> Exercise aim:
List all lines of the data containing the word "xlabel".
====
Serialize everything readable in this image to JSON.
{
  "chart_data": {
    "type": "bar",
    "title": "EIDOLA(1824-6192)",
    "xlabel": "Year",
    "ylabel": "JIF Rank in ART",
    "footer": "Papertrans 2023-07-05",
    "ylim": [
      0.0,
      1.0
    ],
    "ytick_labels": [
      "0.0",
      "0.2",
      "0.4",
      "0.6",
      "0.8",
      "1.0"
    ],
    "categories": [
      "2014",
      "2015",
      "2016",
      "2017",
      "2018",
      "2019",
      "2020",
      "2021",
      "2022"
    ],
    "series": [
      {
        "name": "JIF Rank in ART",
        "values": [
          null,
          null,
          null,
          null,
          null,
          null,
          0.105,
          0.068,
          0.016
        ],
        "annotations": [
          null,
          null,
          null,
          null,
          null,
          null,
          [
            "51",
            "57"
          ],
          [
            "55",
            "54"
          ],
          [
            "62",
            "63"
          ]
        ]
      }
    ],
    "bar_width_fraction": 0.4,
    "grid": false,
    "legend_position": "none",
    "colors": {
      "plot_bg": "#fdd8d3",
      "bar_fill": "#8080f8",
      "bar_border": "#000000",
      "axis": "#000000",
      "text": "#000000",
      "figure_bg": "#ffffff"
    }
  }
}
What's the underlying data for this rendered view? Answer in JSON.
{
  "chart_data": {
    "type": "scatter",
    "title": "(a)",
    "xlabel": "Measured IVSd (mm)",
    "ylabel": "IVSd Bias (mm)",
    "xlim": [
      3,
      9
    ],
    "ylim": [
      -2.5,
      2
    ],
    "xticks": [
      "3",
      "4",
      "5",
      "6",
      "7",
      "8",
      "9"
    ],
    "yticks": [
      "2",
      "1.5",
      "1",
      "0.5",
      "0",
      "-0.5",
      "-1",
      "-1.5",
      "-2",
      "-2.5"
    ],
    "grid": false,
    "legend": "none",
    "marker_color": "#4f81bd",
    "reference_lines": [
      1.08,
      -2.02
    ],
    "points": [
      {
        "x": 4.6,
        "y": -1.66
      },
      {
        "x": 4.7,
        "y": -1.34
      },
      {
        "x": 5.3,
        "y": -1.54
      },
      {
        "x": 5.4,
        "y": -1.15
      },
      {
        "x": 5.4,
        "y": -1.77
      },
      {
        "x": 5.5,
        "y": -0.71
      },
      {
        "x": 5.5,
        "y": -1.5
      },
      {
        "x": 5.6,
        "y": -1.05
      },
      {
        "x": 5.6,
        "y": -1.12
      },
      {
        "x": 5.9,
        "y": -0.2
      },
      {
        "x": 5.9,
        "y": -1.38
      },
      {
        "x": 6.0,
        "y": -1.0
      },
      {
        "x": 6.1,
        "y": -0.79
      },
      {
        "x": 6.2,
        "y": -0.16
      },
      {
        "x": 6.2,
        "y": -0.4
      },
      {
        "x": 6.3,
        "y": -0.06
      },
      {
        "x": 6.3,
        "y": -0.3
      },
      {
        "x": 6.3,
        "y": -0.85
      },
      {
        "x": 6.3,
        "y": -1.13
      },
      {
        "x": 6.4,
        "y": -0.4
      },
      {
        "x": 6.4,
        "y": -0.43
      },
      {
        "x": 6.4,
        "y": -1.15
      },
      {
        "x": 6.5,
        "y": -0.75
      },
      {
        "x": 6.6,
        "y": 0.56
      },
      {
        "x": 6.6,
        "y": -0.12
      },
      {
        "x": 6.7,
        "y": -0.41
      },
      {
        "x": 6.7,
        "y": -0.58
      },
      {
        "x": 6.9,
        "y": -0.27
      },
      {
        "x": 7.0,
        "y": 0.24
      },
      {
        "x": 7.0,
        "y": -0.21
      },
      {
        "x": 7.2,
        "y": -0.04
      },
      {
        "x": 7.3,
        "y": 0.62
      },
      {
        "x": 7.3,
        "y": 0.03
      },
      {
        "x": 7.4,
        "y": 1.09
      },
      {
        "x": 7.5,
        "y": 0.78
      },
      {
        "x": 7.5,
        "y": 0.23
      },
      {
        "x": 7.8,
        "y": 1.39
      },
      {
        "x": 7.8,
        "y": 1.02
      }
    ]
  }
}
====
> Correct result:
    "xlabel": "Year",
    "xlabel": "Measured IVSd (mm)",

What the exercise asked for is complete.